- **STATED PROBLEM**:
Check every line of the material below for the string "tashkilotning", and return the ones that have it.

** start DATASET ENTRIES **

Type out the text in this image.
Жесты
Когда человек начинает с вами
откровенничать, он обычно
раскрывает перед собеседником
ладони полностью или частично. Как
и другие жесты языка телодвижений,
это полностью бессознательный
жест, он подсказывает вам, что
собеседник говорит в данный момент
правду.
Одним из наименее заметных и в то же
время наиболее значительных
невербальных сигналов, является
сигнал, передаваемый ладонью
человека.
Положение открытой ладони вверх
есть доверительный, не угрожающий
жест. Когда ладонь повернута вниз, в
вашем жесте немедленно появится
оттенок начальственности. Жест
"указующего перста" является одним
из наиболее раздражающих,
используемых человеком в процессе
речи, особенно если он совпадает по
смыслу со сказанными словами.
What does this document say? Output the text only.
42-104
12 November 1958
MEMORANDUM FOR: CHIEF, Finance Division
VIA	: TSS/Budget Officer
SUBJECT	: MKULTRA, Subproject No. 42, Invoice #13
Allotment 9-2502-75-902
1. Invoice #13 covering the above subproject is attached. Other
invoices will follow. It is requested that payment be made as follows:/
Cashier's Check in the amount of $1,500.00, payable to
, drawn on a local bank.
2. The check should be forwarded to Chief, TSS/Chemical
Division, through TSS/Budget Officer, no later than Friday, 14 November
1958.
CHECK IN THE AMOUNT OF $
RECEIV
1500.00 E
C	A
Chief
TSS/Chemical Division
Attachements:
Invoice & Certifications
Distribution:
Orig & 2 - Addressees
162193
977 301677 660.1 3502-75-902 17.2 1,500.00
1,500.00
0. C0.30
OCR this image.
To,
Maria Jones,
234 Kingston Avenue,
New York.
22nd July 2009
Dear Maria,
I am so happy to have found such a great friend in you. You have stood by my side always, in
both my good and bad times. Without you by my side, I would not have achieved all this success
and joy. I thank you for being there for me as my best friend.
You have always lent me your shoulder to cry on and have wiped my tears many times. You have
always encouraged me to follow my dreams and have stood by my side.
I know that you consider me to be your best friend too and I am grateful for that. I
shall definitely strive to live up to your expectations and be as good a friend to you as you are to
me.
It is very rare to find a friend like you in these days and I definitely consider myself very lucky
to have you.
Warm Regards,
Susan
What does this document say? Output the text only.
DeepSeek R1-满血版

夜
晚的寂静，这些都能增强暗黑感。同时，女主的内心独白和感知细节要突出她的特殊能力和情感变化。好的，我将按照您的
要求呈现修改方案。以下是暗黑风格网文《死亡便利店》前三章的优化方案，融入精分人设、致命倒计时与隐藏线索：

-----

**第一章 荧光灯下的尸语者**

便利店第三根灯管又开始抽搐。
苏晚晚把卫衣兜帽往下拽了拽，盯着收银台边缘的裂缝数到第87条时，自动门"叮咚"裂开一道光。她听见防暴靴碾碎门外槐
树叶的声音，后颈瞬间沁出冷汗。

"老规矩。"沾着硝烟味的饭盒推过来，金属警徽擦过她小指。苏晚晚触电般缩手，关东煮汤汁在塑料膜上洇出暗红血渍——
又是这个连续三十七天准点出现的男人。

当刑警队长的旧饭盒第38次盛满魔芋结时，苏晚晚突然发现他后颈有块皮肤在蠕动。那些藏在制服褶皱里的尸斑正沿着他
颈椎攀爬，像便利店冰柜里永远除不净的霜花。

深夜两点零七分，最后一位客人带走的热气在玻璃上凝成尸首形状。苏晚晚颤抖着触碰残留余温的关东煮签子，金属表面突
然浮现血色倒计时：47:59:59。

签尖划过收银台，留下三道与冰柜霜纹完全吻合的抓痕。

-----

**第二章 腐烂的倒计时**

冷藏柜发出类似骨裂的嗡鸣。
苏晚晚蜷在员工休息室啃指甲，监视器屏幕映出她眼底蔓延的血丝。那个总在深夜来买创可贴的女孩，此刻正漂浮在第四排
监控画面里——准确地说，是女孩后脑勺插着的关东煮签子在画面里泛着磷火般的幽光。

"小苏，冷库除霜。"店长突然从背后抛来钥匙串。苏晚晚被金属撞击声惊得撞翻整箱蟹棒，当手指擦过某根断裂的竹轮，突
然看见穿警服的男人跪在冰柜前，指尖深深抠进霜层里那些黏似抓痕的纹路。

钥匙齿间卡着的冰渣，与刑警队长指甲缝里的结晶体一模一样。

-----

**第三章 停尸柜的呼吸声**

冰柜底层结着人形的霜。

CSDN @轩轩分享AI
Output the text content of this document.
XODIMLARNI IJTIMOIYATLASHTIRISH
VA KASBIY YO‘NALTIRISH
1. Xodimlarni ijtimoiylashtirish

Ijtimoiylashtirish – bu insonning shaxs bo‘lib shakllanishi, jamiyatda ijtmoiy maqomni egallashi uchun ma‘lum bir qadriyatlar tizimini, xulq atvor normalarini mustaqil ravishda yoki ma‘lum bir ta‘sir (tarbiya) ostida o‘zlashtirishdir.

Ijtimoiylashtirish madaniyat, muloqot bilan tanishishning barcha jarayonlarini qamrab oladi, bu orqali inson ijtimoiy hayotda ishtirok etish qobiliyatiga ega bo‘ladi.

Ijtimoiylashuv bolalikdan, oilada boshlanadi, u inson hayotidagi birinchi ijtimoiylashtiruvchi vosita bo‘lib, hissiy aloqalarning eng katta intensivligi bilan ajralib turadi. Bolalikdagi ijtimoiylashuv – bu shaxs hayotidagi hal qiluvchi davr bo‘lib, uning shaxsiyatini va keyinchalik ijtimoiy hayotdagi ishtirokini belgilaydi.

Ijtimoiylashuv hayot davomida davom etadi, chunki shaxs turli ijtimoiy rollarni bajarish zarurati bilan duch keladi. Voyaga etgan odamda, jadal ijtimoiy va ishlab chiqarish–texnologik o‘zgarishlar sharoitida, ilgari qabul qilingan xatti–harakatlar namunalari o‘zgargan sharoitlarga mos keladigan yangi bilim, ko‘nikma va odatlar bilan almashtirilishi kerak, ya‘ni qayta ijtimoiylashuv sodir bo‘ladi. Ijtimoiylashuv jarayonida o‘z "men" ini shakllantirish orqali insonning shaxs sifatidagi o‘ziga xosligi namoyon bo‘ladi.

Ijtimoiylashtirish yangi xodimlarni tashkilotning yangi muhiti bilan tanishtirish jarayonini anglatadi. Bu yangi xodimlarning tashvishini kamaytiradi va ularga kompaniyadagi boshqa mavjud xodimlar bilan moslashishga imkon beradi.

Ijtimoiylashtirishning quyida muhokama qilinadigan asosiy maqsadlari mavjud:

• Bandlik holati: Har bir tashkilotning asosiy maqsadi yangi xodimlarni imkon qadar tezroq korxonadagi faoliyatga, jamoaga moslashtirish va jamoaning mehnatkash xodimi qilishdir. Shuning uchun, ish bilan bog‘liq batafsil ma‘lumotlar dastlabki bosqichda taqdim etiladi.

** end DATASET ENTRIES **

- **RESULT BELOW**:
Ijtimoiylashtirish yangi xodimlarni tashkilotning yangi muhiti bilan tanishtirish jarayonini anglatadi. Bu yangi xodimlarning tashvishini kamaytiradi va ularga kompaniyadagi boshqa mavjud xodimlar bilan moslashishga imkon beradi.
• Bandlik holati: Har bir tashkilotning asosiy maqsadi yangi xodimlarni imkon qadar tezroq korxonadagi faoliyatga, jamoaga moslashtirish va jamoaning mehnatkash xodimi qilishdir. Shuning uchun, ish bilan bog‘liq batafsil ma‘lumotlar dastlabki bosqichda taqdim etiladi.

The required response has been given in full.